---------- SUPPLIED RECORDS ----------

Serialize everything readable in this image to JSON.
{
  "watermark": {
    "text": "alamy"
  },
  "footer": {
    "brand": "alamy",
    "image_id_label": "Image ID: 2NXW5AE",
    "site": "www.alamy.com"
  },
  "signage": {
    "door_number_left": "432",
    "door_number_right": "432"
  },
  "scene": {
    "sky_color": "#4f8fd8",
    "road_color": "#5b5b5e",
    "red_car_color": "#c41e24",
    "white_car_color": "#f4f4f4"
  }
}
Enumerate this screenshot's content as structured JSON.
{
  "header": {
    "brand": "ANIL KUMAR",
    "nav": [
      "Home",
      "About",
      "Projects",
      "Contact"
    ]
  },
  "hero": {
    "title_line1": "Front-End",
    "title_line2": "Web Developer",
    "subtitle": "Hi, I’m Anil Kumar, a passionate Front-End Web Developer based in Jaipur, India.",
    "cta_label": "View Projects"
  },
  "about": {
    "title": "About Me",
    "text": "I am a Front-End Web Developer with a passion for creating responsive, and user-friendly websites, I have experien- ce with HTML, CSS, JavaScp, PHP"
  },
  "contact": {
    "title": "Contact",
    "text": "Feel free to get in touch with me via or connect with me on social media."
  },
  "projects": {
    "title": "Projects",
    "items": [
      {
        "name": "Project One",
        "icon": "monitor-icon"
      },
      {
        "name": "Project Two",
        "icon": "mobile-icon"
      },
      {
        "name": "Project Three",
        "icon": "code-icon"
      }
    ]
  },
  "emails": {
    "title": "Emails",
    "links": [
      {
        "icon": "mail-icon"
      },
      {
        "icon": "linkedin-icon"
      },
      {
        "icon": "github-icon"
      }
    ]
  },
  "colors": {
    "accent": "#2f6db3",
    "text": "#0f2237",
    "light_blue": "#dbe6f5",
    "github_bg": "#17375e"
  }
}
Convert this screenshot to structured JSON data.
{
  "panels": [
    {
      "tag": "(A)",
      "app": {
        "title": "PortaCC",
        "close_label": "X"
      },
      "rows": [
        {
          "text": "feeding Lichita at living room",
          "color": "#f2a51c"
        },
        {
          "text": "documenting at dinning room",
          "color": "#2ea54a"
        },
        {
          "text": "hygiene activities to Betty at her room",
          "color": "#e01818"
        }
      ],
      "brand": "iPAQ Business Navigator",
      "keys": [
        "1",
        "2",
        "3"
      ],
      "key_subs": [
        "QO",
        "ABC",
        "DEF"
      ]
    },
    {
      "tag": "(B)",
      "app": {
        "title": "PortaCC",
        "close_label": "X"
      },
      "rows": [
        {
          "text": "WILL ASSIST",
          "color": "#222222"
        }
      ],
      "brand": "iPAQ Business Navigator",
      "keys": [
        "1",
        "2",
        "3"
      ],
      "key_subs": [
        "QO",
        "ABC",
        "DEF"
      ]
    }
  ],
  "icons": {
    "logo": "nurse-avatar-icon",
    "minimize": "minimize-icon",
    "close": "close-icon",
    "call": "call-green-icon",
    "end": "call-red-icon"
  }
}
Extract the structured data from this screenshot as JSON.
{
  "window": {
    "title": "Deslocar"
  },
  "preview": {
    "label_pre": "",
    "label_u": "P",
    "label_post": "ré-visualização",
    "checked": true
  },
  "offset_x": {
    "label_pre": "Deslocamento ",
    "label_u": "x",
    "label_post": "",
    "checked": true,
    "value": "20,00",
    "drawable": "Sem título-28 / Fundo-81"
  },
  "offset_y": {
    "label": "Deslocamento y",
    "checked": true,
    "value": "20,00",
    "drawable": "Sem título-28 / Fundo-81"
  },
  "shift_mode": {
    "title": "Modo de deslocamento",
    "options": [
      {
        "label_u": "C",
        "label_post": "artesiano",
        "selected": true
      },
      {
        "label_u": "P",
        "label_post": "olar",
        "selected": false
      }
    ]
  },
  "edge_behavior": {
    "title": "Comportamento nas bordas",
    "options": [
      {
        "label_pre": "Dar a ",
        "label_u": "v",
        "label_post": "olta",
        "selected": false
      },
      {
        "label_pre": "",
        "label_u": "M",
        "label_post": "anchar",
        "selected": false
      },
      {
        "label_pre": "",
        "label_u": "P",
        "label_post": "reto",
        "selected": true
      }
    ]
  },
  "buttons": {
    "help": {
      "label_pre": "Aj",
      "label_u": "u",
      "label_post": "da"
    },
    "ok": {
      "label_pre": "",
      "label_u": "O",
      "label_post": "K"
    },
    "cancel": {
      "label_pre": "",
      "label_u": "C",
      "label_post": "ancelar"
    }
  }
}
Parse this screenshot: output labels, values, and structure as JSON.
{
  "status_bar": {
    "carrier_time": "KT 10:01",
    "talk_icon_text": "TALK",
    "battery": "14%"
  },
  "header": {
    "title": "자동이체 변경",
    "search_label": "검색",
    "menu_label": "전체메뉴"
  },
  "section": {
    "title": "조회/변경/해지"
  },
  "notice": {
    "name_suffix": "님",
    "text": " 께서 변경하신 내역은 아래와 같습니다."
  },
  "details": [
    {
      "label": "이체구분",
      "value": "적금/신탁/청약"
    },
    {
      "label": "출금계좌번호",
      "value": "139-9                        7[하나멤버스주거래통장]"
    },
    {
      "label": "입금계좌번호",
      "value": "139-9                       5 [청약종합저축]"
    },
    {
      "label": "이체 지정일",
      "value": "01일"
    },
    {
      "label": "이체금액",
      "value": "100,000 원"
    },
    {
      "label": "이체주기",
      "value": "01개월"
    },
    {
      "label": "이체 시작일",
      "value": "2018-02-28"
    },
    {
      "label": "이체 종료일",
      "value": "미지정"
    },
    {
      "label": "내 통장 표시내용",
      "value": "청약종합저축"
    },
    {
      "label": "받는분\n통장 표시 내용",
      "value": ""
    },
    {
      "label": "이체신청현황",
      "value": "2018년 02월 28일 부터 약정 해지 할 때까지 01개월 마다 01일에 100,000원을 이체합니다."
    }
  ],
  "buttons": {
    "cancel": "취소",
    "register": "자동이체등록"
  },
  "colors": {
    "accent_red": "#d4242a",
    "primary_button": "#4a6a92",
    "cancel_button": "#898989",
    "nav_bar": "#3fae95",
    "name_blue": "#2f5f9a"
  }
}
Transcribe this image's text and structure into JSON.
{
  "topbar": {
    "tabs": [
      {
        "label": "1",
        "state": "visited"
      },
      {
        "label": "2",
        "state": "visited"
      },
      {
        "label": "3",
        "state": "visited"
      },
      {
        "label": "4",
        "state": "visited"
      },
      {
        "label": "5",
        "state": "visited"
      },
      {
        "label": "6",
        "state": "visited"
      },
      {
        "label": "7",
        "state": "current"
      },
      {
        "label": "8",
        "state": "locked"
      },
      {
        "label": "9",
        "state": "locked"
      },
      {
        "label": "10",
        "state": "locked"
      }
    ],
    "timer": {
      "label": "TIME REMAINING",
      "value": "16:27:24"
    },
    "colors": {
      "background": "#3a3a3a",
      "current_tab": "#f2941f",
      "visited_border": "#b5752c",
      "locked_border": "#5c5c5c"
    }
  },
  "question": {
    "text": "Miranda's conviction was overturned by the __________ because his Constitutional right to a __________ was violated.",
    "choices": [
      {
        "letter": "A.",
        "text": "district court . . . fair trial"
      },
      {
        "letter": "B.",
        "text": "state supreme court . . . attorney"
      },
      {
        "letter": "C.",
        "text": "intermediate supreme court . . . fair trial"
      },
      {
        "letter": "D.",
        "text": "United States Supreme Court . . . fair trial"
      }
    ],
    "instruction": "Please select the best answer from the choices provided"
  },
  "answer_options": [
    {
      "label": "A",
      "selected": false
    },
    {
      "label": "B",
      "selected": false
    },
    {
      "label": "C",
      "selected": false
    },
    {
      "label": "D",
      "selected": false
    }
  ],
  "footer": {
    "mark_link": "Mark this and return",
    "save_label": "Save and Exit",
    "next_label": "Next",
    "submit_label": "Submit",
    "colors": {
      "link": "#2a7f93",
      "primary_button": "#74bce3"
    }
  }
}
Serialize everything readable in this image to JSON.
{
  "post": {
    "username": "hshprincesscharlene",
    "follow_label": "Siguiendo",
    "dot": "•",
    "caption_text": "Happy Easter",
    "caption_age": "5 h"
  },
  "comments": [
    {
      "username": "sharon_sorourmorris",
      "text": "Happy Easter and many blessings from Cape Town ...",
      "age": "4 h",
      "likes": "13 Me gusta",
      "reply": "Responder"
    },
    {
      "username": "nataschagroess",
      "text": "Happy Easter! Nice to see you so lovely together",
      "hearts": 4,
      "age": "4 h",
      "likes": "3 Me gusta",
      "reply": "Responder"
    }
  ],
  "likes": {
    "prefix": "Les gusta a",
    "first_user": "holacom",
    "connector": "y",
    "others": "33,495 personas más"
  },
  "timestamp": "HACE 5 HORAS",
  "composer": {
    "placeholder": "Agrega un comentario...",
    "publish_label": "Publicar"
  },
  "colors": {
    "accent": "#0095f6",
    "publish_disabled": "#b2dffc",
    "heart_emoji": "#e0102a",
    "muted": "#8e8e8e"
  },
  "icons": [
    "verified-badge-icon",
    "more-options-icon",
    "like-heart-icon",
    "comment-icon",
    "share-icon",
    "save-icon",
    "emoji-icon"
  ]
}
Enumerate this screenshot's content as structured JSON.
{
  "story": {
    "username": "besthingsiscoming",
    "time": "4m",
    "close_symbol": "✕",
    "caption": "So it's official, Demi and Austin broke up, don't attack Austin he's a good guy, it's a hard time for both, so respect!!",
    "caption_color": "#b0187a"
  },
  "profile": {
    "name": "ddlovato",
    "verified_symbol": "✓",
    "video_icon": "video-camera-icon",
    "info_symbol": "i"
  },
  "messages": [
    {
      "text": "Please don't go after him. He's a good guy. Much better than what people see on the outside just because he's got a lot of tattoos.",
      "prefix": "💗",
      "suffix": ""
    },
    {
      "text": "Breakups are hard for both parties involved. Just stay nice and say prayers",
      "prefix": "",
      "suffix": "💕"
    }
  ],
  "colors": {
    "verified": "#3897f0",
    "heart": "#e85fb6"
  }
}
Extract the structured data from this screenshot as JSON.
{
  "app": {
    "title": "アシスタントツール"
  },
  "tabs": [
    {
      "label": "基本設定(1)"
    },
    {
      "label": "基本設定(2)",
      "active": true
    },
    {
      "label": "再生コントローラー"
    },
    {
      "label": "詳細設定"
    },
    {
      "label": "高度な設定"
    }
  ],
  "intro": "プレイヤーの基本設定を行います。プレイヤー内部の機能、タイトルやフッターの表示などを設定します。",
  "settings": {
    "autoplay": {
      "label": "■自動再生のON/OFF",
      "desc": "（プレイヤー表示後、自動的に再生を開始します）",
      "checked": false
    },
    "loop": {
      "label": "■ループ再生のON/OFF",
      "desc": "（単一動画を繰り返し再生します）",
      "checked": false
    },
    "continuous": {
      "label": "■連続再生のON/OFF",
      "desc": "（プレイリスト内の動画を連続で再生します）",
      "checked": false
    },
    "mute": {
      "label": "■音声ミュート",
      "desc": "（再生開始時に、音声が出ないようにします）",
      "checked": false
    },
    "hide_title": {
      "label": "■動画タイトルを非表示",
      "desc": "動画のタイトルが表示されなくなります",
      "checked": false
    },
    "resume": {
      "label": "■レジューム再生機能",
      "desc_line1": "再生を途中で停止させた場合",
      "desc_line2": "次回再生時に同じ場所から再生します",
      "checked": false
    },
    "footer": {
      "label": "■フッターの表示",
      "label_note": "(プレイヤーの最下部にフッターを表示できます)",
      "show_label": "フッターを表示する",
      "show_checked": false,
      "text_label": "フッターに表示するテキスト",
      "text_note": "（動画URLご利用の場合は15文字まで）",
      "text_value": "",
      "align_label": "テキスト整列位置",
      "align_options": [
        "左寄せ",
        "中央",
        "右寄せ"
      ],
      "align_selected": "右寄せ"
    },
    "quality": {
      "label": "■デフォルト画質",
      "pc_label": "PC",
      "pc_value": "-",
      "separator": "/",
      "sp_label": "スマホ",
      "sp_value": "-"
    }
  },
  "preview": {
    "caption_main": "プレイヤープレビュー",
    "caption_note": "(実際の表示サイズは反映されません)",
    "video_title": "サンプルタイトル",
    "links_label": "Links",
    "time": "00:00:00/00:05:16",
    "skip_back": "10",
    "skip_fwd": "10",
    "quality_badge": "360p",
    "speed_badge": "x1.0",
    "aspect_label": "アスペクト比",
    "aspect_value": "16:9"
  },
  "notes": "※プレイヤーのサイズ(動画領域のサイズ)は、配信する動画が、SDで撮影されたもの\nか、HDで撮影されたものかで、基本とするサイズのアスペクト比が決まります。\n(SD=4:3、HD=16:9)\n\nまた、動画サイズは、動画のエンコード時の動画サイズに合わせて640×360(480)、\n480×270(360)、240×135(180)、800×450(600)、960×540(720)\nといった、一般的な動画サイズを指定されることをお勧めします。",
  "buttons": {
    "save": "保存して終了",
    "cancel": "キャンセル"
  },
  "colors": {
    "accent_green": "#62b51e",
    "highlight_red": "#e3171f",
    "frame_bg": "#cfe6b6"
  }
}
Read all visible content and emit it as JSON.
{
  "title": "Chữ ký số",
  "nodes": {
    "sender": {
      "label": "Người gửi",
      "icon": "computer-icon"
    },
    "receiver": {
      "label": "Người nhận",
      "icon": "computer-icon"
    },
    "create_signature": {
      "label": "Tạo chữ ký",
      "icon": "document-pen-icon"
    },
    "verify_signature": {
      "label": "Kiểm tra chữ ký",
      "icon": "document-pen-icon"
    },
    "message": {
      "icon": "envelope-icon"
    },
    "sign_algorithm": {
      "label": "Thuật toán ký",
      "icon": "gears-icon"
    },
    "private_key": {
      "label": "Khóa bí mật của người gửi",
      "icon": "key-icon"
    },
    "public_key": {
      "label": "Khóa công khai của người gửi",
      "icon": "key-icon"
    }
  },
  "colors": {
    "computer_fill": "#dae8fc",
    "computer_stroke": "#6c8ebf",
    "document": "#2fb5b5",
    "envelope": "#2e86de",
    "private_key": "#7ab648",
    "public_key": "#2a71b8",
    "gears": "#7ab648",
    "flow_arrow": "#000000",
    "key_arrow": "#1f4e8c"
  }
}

----------

_WRITTEN EXERCISE:_ Collect the lines of the records that include the string "username".

_OUTPUT:_
    "username": "hshprincesscharlene",
      "username": "sharon_sorourmorris",
      "username": "nataschagroess",
    "username": "besthingsiscoming",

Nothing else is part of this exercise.